§ DOCUMENT PASSAGE
# # # # # # #

3

I have just begun using lasagne and Theano to do some machine learning on Python.

I am trying to modify the softmax class in Theano. I want to change how the activation function(softmax) is calculated. Instead of dividing e_x by e_x.sum(axis=1), I want to divide e_x by sum of three consecutive numbers.

For instance, the result will be as follows:

sm[0] = e_x[0]/(e_x[0]+e_x[1]+e_x[2])
sm[1] = e_x[1]/(e_x[0]+e_x[1]+e_x[2])
sm[2] = e_x[2]/(e_x[0]+e_x[1]+e_x[2])
sm[3] = e_x[3]/(e_x[3]+e_x[4]+e_x[5])
sm[4] = e_x[4]/(e_x[3]+e_x[4]+e_x[5])
sm[5] = e_x[5]/(e_x[3]+e_x[4]+e_x[5])

and so on...

The problem is that I cannot quite grasp how theano carries out the computation.

Here is my main question. Does it suffice to just change the perform() function in the softmax class?

Here is the original perform() function:

def perform(self, node, input_storage, output_storage):
    x, = input_storage
    e_x = numpy.exp(x - x.max(axis=1)[:, None])
    sm = e_x / e_x.sum(axis=1)[:, None]
    output_storage[0][0] = sm

Here is my modified perform()

def myPerform(self, node, input_storage, output_storage):
    x, = input_storage
    e_x = numpy.exp(x - x.max(axis=1)[:, None])
    sm = numpy.zeros_like(e_x)
    for i in range(0,symbolCount):
        total = e_x[3*i] + e_x[3*i+1] + e_x[3*i+2]
        sm[3*i] = e_x[3*i]/total
        sm[3*i+1] = e_x[3*i+1]/total
        sm[3*i+2] = e_x[3*i+2]/total
    output_storage[0][0] = sm

With the current code, I am getting 'unorderable types:int()>str()' error when I use the predict method in lasagne.

icedwater
  • 4,701
  • 3
  • 35
  • 50

1 Answers1

2

For something like this you're probably better off constructing a custom softmax via symbolic expressions rather than creating (or modifying) an operation.

Your custom softmax can be defined in terms of symbolic expressions. Doing it this way will give you gradients (and other Theano operation bits and pieces) "for free" but might run slightly slower than a custom operation could.

Here's an example:

import numpy
import theano
import theano.tensor as tt

x = tt.matrix()

# Use the built in softmax operation
y1 = tt.nnet.softmax(x)

# A regular softmax operation defined via ordinary Theano symbolic expressions
y2 = tt.exp(x)
y2 = y2 / y2.sum(axis=1)[:, None]

# Custom softmax operation
def custom_softmax(a):
    b = tt.exp(a)
    b1 = b[:, :3] / b[:, :3].sum(axis=1)[:, None]
    b2 = b[:, 3:] / b[:, 3:].sum(axis=1)[:, None]
    return tt.concatenate([b1, b2], axis=1)
y3 = custom_softmax(x)

f = theano.function([x], outputs=[y1, y2, y3])

x_value = [[.1, .2, .3, .4, .5, .6], [.1, .3, .5, .2, .4, .6]]
y1_value, y2_value, y3_value = f(x_value)
assert numpy.allclose(y1_value, y2_value)

# # # # # # #

§ DATASET EXCERPTS
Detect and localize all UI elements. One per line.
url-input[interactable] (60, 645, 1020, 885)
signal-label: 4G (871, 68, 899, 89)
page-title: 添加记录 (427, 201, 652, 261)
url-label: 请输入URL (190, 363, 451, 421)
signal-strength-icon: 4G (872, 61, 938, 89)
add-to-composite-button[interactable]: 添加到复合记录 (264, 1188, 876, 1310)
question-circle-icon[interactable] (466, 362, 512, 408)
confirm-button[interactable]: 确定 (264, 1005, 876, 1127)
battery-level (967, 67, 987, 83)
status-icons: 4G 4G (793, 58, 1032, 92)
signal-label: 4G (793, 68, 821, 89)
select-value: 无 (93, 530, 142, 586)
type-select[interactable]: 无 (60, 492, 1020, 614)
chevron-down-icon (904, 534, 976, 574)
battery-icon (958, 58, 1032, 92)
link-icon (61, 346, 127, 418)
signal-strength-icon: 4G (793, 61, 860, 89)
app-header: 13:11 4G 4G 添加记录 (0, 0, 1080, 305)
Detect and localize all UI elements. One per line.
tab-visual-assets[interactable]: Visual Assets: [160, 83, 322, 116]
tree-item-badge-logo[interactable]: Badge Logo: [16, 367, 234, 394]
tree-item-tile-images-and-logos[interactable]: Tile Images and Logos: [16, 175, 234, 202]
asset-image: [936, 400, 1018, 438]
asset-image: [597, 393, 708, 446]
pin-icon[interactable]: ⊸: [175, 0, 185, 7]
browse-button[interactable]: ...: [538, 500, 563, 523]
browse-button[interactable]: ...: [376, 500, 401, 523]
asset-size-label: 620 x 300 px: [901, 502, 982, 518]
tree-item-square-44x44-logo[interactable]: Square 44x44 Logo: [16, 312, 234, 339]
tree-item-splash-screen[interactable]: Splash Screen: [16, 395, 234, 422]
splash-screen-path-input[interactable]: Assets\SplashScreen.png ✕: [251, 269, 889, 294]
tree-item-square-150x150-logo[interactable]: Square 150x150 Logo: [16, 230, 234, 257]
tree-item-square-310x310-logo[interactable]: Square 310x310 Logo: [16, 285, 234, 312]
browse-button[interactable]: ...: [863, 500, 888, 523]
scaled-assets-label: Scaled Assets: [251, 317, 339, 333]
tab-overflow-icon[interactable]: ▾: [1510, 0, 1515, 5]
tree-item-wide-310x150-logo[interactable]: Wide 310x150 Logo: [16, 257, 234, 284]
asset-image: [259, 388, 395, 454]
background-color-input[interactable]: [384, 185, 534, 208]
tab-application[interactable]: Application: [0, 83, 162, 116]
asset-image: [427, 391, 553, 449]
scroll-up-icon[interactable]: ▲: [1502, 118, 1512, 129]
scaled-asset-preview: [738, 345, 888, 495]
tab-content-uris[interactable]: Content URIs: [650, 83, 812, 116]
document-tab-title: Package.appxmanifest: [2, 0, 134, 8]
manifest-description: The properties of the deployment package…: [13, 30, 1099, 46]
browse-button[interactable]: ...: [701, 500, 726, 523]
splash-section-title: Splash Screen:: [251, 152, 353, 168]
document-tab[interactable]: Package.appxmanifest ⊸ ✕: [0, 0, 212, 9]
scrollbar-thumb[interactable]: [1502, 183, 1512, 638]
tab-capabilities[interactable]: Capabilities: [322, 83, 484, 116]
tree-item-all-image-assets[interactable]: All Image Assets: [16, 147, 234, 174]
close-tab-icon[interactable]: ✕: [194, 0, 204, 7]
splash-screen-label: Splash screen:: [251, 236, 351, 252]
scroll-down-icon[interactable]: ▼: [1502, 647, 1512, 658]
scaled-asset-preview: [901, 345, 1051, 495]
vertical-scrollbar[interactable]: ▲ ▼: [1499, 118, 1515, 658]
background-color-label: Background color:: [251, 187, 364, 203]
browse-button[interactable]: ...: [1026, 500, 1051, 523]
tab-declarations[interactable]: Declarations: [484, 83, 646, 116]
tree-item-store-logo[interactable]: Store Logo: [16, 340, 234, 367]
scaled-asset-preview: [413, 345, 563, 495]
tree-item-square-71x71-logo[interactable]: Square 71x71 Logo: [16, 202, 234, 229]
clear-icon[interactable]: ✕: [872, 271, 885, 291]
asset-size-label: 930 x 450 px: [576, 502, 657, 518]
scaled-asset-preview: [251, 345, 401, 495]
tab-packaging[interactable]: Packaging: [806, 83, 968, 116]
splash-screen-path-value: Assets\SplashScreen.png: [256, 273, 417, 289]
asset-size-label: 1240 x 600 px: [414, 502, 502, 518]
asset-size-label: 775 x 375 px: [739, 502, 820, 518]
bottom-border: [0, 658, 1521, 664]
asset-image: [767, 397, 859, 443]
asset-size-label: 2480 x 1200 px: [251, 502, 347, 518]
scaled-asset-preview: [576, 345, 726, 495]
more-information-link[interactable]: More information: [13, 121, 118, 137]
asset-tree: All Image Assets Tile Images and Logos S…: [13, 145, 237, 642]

# # # # # # #

§ PARTS OF THE EXERCISE
[a] Copy out the Theano softmax thread word for word, starting with "# Use the built" and going on through "y2 = tt.exp(x)".
[b] Duplicate the records character for character, starting with their very first line and going on through the line with "url-label: 请输入URL (190, 363, 451, 421)".

§ REPLIES
[a]
# Use the built in softmax operation
y1 = tt.nnet.softmax(x)

# A regular softmax operation defined via ordinary Theano symbolic expressions
y2 = tt.exp(x)

[b]
Detect and localize all UI elements. One per line.
url-input[interactable] (60, 645, 1020, 885)
signal-label: 4G (871, 68, 899, 89)
page-title: 添加记录 (427, 201, 652, 261)
url-label: 请输入URL (190, 363, 451, 421)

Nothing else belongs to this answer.